Repeat the whole listing below, word for word.

Data items
** start **
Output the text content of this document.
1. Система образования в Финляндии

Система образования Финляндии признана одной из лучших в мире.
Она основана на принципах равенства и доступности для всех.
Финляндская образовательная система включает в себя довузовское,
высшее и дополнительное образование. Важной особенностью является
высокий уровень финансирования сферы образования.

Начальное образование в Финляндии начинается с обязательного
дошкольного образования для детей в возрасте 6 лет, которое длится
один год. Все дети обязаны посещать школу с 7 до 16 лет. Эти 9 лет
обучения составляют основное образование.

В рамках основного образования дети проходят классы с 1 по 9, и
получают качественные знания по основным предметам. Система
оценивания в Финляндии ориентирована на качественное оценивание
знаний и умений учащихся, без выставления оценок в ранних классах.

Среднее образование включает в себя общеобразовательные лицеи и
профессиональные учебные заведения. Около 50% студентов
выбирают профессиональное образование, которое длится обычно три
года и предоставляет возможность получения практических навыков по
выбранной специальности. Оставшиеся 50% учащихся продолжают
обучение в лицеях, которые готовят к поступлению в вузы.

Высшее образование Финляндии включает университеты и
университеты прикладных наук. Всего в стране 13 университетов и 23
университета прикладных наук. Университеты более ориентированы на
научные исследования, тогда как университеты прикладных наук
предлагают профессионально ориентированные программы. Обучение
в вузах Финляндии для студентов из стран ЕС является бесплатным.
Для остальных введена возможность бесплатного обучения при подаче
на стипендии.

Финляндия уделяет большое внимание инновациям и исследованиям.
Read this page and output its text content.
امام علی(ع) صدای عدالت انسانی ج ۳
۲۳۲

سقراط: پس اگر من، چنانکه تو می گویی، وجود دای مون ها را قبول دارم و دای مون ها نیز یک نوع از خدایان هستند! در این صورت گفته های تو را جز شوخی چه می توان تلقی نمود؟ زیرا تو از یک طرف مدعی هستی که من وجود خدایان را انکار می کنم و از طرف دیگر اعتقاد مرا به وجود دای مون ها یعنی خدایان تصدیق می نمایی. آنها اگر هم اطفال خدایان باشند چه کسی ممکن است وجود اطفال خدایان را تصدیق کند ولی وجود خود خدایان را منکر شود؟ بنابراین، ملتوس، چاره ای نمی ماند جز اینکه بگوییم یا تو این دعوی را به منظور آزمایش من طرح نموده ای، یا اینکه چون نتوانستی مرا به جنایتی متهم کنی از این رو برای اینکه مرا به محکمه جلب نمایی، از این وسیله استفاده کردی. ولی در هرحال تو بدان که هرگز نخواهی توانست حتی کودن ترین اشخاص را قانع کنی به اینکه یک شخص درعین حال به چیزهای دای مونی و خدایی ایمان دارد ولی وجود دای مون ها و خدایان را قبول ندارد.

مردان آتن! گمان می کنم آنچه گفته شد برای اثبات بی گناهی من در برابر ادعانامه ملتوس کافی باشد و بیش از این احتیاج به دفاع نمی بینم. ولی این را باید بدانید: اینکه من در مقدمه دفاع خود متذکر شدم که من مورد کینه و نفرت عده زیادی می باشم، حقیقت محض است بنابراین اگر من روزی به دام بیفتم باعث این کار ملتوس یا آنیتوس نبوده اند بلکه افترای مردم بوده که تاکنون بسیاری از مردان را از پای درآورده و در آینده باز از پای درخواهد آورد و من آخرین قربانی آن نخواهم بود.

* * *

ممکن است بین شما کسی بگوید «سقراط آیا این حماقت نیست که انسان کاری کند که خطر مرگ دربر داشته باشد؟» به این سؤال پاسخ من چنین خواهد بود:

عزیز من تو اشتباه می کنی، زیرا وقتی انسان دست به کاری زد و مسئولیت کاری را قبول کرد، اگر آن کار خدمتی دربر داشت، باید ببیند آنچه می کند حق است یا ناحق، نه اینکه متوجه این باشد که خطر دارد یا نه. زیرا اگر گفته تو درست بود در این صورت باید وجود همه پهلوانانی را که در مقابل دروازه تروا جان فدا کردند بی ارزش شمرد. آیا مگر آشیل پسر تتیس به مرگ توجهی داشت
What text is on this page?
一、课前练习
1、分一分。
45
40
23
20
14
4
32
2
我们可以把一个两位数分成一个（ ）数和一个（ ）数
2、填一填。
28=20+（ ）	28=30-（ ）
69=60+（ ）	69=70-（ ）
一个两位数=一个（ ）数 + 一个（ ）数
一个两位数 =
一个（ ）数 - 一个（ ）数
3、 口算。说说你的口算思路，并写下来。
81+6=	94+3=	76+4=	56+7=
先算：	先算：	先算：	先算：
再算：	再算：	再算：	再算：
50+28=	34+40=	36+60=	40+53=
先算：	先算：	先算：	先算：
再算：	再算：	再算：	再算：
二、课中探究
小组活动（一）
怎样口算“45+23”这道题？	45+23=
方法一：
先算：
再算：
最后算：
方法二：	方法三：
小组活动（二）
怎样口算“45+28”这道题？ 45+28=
** end **
**FULL ANSWER**:
Output the text content of this document.
1. Система образования в Финляндии

Система образования Финляндии признана одной из лучших в мире.
Она основана на принципах равенства и доступности для всех.
Финляндская образовательная система включает в себя довузовское,
высшее и дополнительное образование. Важной особенностью является
высокий уровень финансирования сферы образования.

Начальное образование в Финляндии начинается с обязательного
дошкольного образования для детей в возрасте 6 лет, которое длится
один год. Все дети обязаны посещать школу с 7 до 16 лет. Эти 9 лет
обучения составляют основное образование.

В рамках основного образования дети проходят классы с 1 по 9, и
получают качественные знания по основным предметам. Система
оценивания в Финляндии ориентирована на качественное оценивание
знаний и умений учащихся, без выставления оценок в ранних классах.

Среднее образование включает в себя общеобразовательные лицеи и
профессиональные учебные заведения. Около 50% студентов
выбирают профессиональное образование, которое длится обычно три
года и предоставляет возможность получения практических навыков по
выбранной специальности. Оставшиеся 50% учащихся продолжают
обучение в лицеях, которые готовят к поступлению в вузы.

Высшее образование Финляндии включает университеты и
университеты прикладных наук. Всего в стране 13 университетов и 23
университета прикладных наук. Университеты более ориентированы на
научные исследования, тогда как университеты прикладных наук
предлагают профессионально ориентированные программы. Обучение
в вузах Финляндии для студентов из стран ЕС является бесплатным.
Для остальных введена возможность бесплатного обучения при подаче
на стипендии.

Финляндия уделяет большое внимание инновациям и исследованиям.
Read this page and output its text content.
امام علی(ع) صدای عدالت انسانی ج ۳
۲۳۲

سقراط: پس اگر من، چنانکه تو می گویی، وجود دای مون ها را قبول دارم و دای مون ها نیز یک نوع از خدایان هستند! در این صورت گفته های تو را جز شوخی چه می توان تلقی نمود؟ زیرا تو از یک طرف مدعی هستی که من وجود خدایان را انکار می کنم و از طرف دیگر اعتقاد مرا به وجود دای مون ها یعنی خدایان تصدیق می نمایی. آنها اگر هم اطفال خدایان باشند چه کسی ممکن است وجود اطفال خدایان را تصدیق کند ولی وجود خود خدایان را منکر شود؟ بنابراین، ملتوس، چاره ای نمی ماند جز اینکه بگوییم یا تو این دعوی را به منظور آزمایش من طرح نموده ای، یا اینکه چون نتوانستی مرا به جنایتی متهم کنی از این رو برای اینکه مرا به محکمه جلب نمایی، از این وسیله استفاده کردی. ولی در هرحال تو بدان که هرگز نخواهی توانست حتی کودن ترین اشخاص را قانع کنی به اینکه یک شخص درعین حال به چیزهای دای مونی و خدایی ایمان دارد ولی وجود دای مون ها و خدایان را قبول ندارد.

مردان آتن! گمان می کنم آنچه گفته شد برای اثبات بی گناهی من در برابر ادعانامه ملتوس کافی باشد و بیش از این احتیاج به دفاع نمی بینم. ولی این را باید بدانید: اینکه من در مقدمه دفاع خود متذکر شدم که من مورد کینه و نفرت عده زیادی می باشم، حقیقت محض است بنابراین اگر من روزی به دام بیفتم باعث این کار ملتوس یا آنیتوس نبوده اند بلکه افترای مردم بوده که تاکنون بسیاری از مردان را از پای درآورده و در آینده باز از پای درخواهد آورد و من آخرین قربانی آن نخواهم بود.

* * *

ممکن است بین شما کسی بگوید «سقراط آیا این حماقت نیست که انسان کاری کند که خطر مرگ دربر داشته باشد؟» به این سؤال پاسخ من چنین خواهد بود:

عزیز من تو اشتباه می کنی، زیرا وقتی انسان دست به کاری زد و مسئولیت کاری را قبول کرد، اگر آن کار خدمتی دربر داشت، باید ببیند آنچه می کند حق است یا ناحق، نه اینکه متوجه این باشد که خطر دارد یا نه. زیرا اگر گفته تو درست بود در این صورت باید وجود همه پهلوانانی را که در مقابل دروازه تروا جان فدا کردند بی ارزش شمرد. آیا مگر آشیل پسر تتیس به مرگ توجهی داشت
What text is on this page?
一、课前练习
1、分一分。
45
40
23
20
14
4
32
2
我们可以把一个两位数分成一个（ ）数和一个（ ）数
2、填一填。
28=20+（ ）	28=30-（ ）
69=60+（ ）	69=70-（ ）
一个两位数=一个（ ）数 + 一个（ ）数
一个两位数 =
一个（ ）数 - 一个（ ）数
3、 口算。说说你的口算思路，并写下来。
81+6=	94+3=	76+4=	56+7=
先算：	先算：	先算：	先算：
再算：	再算：	再算：	再算：
50+28=	34+40=	36+60=	40+53=
先算：	先算：	先算：	先算：
再算：	再算：	再算：	再算：
二、课中探究
小组活动（一）
怎样口算“45+23”这道题？	45+23=
方法一：
先算：
再算：
最后算：
方法二：	方法三：
小组活动（二）
怎样口算“45+28”这道题？ 45+28=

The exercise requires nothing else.